** begin Records shown **

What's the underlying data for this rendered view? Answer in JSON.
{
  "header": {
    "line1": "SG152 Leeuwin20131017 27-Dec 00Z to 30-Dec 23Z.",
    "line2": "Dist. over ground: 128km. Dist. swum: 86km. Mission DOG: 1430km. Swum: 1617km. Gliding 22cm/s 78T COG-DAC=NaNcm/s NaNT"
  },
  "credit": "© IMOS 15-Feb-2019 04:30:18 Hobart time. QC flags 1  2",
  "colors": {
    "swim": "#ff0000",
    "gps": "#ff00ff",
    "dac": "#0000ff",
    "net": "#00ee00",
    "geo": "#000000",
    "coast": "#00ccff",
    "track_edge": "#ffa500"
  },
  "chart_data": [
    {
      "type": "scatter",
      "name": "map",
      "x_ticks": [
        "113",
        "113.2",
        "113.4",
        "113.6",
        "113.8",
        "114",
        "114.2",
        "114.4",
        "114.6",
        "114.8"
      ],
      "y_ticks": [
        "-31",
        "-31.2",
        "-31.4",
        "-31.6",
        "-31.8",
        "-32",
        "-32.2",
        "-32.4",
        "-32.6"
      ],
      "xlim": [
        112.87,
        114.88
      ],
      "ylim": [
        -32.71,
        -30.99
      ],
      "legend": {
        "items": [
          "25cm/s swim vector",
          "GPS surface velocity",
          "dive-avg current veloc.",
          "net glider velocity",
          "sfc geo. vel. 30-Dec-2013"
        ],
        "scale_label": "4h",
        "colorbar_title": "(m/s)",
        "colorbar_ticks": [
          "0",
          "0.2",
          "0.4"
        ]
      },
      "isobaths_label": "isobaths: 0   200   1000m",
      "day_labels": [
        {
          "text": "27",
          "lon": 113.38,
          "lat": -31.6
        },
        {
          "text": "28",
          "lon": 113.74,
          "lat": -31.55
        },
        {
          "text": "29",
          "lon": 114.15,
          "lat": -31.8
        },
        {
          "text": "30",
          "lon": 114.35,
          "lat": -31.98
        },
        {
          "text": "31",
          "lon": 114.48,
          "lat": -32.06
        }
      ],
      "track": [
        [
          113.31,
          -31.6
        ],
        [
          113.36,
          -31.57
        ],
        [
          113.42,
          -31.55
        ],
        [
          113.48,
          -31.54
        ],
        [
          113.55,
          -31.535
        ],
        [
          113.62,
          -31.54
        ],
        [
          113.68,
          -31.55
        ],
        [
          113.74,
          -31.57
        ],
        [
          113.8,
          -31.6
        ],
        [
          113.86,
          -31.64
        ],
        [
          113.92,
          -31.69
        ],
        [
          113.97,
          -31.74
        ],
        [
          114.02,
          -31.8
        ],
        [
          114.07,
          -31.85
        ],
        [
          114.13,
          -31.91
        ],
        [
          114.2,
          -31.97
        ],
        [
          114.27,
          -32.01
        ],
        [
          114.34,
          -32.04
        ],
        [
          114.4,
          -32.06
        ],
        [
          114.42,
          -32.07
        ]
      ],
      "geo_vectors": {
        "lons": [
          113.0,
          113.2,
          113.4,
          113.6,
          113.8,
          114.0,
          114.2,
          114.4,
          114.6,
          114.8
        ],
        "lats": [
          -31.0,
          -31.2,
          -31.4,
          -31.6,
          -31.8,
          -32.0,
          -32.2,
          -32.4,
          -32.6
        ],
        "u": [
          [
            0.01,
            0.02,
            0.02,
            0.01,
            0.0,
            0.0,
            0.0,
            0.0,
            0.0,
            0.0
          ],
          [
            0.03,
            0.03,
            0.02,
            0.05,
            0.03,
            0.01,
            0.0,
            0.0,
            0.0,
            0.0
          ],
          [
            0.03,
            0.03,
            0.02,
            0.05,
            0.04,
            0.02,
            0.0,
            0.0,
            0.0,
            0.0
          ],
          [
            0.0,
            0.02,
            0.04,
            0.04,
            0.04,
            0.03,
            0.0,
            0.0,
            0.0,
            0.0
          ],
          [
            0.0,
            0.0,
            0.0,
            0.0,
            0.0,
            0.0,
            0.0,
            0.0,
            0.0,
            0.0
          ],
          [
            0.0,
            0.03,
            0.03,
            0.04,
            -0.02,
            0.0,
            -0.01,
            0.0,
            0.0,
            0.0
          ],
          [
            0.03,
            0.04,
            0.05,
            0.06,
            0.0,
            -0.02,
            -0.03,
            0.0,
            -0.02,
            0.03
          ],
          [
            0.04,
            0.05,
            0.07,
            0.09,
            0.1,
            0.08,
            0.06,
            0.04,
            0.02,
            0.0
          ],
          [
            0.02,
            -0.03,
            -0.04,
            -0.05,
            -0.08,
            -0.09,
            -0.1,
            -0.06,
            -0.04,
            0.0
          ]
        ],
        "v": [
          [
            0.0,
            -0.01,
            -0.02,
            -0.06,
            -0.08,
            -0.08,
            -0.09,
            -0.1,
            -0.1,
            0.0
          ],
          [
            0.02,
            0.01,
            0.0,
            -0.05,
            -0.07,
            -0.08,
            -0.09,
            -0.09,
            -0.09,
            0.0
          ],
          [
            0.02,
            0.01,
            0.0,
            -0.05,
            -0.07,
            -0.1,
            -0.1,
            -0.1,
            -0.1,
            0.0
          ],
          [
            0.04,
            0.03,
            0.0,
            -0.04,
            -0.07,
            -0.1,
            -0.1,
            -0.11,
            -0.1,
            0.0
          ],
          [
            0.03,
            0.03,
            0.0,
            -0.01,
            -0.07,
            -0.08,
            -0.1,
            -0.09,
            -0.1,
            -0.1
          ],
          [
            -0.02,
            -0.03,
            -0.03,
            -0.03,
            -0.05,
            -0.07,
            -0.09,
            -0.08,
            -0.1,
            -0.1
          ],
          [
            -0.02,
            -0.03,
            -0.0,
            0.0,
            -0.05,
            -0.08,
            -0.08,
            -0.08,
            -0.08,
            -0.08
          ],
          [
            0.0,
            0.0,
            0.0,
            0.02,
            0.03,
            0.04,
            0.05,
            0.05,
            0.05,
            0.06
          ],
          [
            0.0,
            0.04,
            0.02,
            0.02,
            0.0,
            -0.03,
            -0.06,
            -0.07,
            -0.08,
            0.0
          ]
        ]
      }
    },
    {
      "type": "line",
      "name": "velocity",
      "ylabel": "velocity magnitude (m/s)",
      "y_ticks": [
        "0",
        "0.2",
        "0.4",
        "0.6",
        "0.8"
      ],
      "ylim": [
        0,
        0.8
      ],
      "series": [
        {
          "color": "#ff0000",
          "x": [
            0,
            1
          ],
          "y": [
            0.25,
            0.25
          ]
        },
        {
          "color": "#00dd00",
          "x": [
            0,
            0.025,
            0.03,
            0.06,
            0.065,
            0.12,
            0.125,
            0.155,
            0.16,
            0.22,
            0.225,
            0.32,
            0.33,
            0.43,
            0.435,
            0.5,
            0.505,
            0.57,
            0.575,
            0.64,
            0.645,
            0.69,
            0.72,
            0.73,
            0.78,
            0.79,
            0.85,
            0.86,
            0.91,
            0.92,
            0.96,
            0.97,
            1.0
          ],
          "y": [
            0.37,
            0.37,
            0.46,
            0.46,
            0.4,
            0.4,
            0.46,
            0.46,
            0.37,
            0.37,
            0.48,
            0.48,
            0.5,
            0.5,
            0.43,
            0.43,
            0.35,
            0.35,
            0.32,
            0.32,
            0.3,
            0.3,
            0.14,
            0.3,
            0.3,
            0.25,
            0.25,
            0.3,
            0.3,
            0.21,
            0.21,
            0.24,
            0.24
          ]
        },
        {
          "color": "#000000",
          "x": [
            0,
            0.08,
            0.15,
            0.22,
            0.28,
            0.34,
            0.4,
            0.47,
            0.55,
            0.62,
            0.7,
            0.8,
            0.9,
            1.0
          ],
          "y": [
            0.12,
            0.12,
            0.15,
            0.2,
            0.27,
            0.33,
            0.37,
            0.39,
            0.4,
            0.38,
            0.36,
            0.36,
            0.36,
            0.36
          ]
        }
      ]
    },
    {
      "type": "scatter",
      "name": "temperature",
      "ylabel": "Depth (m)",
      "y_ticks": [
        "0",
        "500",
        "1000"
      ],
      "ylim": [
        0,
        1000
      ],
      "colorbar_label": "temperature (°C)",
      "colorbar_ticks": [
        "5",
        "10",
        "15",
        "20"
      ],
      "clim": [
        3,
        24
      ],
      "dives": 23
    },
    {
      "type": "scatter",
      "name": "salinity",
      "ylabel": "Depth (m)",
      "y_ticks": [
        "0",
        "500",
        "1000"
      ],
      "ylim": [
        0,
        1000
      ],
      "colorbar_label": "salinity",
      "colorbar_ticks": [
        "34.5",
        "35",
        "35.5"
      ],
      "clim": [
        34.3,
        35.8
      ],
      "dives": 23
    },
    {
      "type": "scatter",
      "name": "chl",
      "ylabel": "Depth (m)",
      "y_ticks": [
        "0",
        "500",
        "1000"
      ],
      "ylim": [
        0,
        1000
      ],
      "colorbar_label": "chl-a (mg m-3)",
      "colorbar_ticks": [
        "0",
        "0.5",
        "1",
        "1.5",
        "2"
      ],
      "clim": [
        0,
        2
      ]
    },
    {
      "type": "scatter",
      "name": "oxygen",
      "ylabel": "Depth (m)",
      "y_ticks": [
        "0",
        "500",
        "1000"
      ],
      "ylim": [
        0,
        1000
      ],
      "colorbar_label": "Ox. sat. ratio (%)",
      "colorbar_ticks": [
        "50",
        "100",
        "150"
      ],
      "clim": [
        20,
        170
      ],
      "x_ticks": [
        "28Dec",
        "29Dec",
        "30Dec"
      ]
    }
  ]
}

** end Records shown **

What the exercise asks.
Tally the lines of the listing above that include the word "velocity". Answer with the number alone.

Final result.
4